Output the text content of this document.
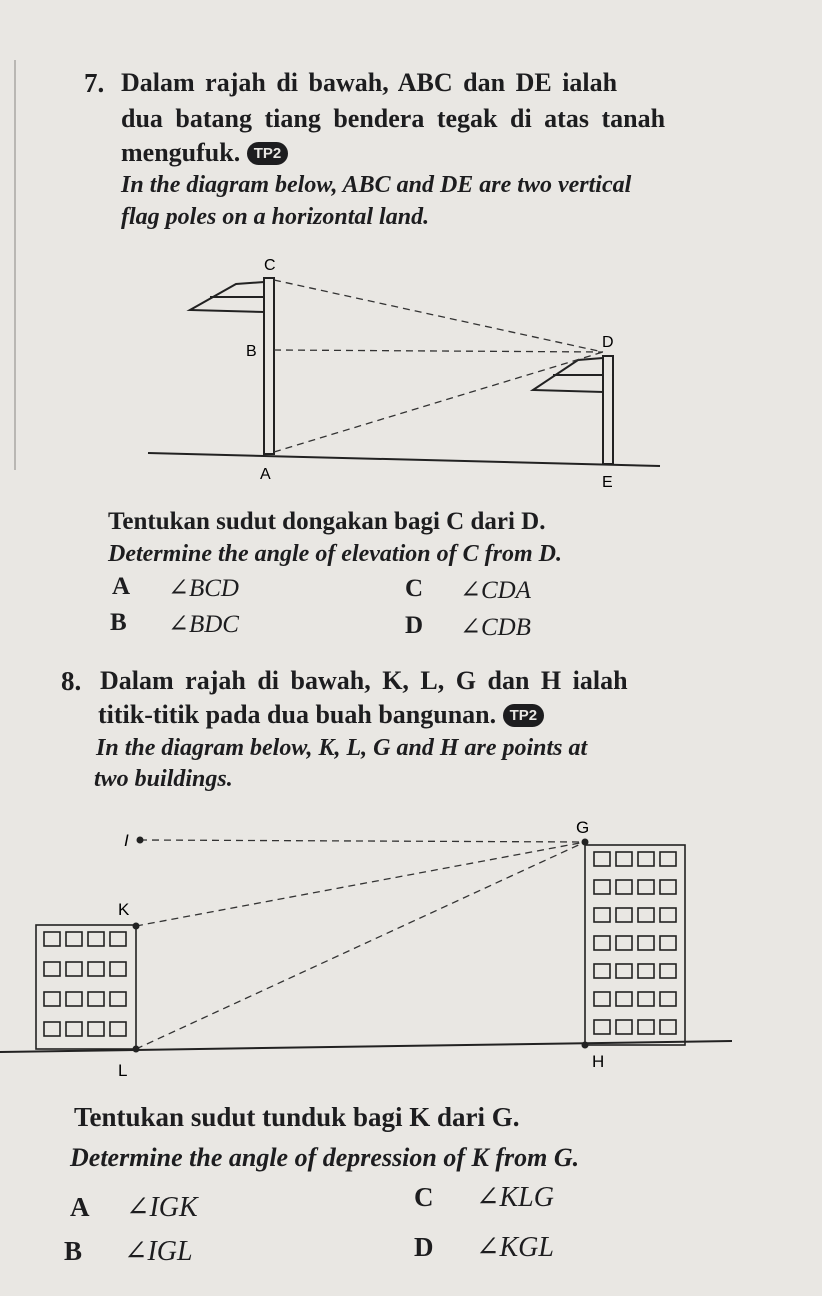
7. Dalam rajah di bawah, ABC dan DE ialah
dua batang tiang bendera tegak di atas tanah
mengufuk. TP2
In the diagram below, ABC and DE are two vertical
flag poles on a horizontal land.
C
B
A
D
E
Tentukan sudut dongakan bagi C dari D.
Determine the angle of elevation of C from D.
A ∠BCD
B ∠BDC
C ∠CDA
D ∠CDB
8. Dalam rajah di bawah, K, L, G dan H ialah
titik-titik pada dua buah bangunan. TP2
In the diagram below, K, L, G and H are points at
two buildings.
I
G
K
L	H
Tentukan sudut tunduk bagi K dari G.
Determine the angle of depression of K from G.
A ∠IGK
B ∠IGL
C ∠KLG
D ∠KGL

# # # # # # #

# [Your goal]
Leave the pictures out and reproduce all of the records exactly.

# [Result]
Output the text content of this document.
7. Dalam rajah di bawah, ABC dan DE ialah
dua batang tiang bendera tegak di atas tanah
mengufuk. TP2
In the diagram below, ABC and DE are two vertical
flag poles on a horizontal land.
C
B
A
D
E
Tentukan sudut dongakan bagi C dari D.
Determine the angle of elevation of C from D.
A ∠BCD
B ∠BDC
C ∠CDA
D ∠CDB
8. Dalam rajah di bawah, K, L, G dan H ialah
titik-titik pada dua buah bangunan. TP2
In the diagram below, K, L, G and H are points at
two buildings.
I
G
K
L	H
Tentukan sudut tunduk bagi K dari G.
Determine the angle of depression of K from G.
A ∠IGK
B ∠IGL
C ∠KLG
D ∠KGL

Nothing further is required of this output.